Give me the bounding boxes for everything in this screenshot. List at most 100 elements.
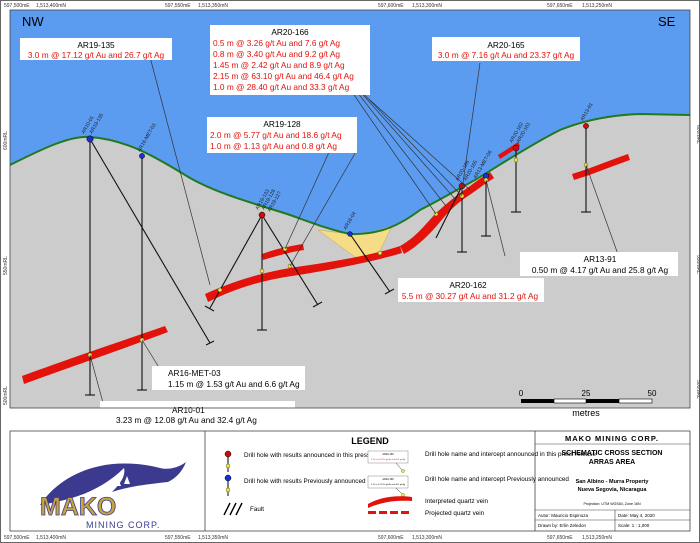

☆ ☆ ☆ ☆

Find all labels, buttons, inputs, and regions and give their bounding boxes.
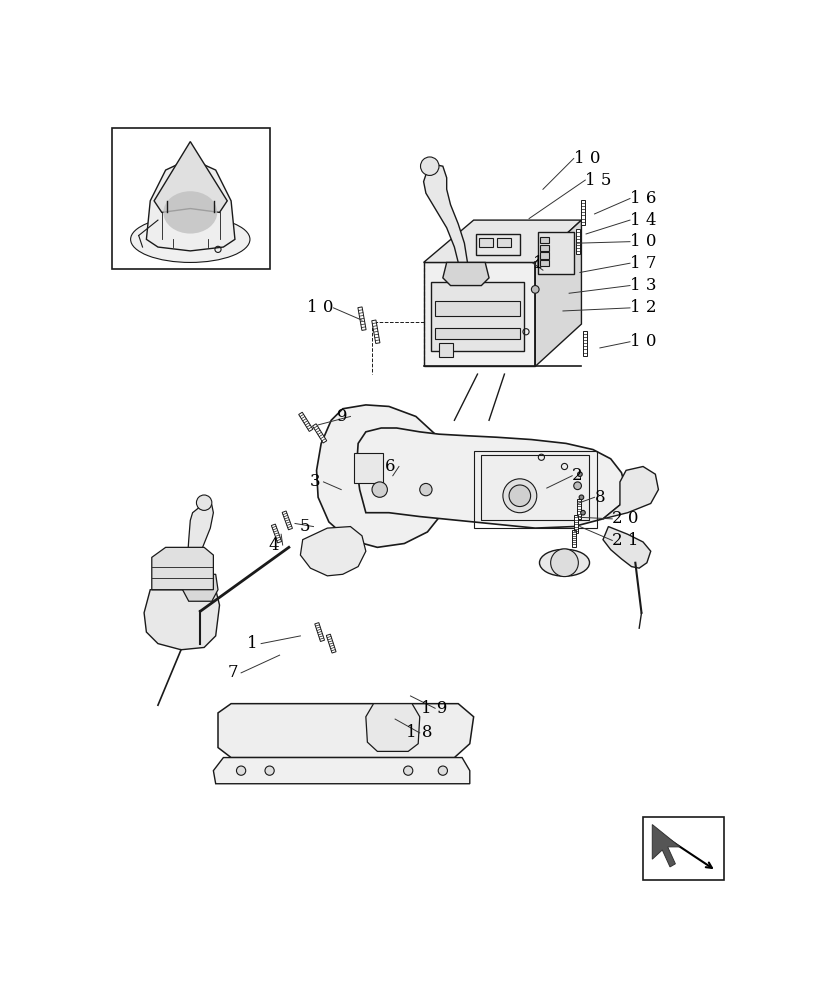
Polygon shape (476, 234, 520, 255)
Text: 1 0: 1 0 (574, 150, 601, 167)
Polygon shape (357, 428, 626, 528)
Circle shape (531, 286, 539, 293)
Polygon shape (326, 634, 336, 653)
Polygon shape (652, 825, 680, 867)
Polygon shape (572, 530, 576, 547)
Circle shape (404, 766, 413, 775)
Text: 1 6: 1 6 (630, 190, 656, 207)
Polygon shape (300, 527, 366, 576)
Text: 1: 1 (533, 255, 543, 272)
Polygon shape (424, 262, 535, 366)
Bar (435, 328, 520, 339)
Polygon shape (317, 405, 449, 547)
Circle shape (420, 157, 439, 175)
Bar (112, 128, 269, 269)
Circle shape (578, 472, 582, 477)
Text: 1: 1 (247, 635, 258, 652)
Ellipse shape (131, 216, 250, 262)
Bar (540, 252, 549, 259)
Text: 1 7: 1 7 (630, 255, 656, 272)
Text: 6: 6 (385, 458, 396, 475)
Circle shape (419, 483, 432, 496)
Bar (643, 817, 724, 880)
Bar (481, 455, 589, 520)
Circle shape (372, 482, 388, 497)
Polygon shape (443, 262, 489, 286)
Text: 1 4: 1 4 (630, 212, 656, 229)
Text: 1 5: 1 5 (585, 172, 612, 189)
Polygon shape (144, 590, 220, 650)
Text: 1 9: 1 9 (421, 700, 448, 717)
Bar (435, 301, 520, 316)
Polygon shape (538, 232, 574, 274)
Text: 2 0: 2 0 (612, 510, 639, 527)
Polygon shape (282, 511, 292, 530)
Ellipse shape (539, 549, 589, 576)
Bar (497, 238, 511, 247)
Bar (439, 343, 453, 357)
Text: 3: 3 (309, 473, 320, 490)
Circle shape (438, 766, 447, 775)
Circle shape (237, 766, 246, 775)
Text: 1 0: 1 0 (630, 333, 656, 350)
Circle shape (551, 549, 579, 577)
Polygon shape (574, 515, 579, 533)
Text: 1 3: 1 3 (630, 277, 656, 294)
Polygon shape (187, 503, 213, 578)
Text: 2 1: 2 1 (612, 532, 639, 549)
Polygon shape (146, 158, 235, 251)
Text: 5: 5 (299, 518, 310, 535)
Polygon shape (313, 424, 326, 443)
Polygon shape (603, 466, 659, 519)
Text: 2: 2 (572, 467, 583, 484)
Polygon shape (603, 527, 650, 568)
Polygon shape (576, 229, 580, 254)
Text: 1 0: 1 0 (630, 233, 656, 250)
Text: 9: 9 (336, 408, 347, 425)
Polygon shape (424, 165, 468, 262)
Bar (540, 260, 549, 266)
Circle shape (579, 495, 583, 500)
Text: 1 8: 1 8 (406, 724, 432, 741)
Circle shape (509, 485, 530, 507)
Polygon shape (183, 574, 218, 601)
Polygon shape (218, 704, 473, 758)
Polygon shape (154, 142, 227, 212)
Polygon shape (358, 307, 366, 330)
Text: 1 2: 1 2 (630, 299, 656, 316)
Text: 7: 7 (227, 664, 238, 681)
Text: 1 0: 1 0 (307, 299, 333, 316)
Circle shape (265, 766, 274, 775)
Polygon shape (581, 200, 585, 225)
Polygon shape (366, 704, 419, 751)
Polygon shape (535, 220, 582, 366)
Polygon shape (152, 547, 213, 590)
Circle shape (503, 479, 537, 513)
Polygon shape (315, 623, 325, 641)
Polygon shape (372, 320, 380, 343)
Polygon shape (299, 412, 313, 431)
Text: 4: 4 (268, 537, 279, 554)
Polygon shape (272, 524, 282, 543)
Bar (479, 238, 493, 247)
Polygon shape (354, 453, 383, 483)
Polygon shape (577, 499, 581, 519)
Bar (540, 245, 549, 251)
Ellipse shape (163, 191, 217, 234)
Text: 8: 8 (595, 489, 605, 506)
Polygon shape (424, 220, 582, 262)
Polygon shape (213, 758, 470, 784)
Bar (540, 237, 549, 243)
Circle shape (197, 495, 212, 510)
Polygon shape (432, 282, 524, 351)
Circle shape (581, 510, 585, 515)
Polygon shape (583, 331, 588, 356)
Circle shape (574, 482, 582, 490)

☆ ☆ ☆ ☆

▸ Your goal
Pull out the entries starting at the line containing "Find all labels, buttons, inputs, and" and ending at the line containing "Polygon shape (326, 634, 336, 653)", copying each line word for word. Leave the pictures out.

▸ The response
Find all labels, buttons, inputs, and regions and give their bounding boxes.
Polygon shape (476, 234, 520, 255)
Text: 1 0: 1 0 (574, 150, 601, 167)
Polygon shape (357, 428, 626, 528)
Circle shape (531, 286, 539, 293)
Polygon shape (326, 634, 336, 653)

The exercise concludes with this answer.